■ **GIVEN INSTRUCTION**: Where does the string "круглых" appear in the records? Copy every line that contains it.

[Stored data]
◆ ◆ ◆ ◆ ◆ ◆ ◆

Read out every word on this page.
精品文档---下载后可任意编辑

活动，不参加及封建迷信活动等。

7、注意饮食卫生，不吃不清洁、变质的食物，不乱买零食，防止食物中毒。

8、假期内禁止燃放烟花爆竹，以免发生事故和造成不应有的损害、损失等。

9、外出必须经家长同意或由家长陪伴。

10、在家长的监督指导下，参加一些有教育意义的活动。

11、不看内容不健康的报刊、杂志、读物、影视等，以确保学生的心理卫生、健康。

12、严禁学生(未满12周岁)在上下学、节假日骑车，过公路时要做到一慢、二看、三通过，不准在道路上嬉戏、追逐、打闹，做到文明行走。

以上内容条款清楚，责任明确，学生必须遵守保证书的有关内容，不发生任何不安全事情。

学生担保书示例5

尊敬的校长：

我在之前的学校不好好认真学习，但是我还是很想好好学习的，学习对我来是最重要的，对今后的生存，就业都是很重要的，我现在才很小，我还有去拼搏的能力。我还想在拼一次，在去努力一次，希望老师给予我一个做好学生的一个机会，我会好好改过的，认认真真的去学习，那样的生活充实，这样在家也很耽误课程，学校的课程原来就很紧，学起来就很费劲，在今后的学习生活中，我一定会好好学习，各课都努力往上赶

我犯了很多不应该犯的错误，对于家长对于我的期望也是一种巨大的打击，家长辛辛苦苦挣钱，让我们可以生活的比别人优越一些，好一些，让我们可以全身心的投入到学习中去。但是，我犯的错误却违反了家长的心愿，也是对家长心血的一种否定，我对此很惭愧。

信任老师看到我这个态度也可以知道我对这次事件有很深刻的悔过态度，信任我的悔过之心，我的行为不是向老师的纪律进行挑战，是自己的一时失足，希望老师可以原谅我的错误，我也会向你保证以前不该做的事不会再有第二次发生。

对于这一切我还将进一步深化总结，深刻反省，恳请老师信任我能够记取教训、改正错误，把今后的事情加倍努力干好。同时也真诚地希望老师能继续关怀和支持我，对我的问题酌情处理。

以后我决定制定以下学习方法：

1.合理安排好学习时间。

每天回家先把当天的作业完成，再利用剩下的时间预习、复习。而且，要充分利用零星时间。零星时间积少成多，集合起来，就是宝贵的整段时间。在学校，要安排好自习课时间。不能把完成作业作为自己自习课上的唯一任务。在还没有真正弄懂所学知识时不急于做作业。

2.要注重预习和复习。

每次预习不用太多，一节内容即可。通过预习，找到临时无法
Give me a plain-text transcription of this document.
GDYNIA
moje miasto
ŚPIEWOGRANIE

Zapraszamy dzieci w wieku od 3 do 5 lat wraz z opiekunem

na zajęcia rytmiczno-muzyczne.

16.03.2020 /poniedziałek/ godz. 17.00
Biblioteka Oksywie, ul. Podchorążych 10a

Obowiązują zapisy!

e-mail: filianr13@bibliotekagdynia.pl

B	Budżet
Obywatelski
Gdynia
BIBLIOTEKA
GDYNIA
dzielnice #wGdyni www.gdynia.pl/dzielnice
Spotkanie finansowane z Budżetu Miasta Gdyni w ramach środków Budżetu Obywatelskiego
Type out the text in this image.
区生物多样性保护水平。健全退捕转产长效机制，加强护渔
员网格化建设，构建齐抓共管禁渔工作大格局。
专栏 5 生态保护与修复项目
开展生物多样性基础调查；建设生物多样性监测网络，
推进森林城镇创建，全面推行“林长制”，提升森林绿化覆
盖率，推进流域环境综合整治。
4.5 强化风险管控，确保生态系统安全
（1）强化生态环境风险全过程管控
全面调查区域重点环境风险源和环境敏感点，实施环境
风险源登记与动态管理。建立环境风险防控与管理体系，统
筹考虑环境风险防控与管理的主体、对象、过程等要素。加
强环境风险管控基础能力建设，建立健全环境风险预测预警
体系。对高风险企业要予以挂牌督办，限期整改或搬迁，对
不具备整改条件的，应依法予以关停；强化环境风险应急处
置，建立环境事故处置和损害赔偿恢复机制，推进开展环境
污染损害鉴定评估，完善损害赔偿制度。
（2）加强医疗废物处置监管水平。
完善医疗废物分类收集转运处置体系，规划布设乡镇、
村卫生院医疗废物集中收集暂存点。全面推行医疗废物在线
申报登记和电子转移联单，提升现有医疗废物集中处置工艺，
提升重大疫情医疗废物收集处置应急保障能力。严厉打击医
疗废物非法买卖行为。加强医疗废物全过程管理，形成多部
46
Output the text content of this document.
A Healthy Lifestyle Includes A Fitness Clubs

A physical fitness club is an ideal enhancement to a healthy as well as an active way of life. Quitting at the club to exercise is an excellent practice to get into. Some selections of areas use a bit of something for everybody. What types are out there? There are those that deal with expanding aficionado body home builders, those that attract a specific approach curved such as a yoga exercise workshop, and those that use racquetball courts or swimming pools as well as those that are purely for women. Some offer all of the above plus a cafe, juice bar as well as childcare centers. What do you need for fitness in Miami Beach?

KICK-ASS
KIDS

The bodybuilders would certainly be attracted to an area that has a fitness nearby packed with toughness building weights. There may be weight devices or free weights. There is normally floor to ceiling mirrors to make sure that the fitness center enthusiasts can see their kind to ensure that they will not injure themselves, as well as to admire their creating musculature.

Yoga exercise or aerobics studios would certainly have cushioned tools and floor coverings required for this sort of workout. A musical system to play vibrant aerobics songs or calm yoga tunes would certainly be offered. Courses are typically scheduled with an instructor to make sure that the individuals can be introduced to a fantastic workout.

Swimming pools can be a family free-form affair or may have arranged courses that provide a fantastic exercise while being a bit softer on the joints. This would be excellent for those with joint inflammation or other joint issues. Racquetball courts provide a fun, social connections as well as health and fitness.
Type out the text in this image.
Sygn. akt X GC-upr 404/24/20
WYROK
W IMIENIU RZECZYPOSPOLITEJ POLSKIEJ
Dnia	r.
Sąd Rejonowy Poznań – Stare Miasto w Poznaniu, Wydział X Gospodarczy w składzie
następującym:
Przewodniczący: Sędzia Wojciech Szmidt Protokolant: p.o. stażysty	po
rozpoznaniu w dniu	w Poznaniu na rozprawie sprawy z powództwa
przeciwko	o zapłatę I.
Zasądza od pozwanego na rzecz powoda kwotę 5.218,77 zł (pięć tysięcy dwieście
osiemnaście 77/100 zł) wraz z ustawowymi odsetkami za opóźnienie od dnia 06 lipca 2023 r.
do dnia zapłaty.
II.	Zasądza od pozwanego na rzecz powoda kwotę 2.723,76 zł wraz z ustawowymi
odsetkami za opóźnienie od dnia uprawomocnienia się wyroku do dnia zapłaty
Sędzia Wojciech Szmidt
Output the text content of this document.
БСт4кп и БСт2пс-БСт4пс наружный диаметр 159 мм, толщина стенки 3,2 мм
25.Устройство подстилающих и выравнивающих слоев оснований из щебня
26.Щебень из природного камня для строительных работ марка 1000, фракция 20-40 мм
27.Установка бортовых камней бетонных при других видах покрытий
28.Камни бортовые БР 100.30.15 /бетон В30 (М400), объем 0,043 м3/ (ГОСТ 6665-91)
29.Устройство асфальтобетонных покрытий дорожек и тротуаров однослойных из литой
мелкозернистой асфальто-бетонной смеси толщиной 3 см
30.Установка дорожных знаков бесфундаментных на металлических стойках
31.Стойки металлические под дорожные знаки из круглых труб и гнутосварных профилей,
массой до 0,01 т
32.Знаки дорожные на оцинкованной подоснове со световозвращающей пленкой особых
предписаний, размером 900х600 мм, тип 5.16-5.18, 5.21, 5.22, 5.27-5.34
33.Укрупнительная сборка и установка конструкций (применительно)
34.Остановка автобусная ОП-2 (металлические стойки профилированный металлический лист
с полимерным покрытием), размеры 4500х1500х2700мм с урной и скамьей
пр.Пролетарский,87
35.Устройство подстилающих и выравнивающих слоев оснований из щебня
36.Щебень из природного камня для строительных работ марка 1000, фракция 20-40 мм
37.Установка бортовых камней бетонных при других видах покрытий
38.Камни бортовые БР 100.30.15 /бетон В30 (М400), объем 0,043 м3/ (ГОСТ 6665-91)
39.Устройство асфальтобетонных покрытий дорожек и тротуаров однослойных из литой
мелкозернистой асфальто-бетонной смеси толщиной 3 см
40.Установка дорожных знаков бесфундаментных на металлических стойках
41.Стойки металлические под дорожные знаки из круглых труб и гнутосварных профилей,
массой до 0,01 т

◆ ◆ ◆ ◆ ◆ ◆ ◆

■ **TASK SOLUTION**:
31.Стойки металлические под дорожные знаки из круглых труб и гнутосварных профилей,
41.Стойки металлические под дорожные знаки из круглых труб и гнутосварных профилей,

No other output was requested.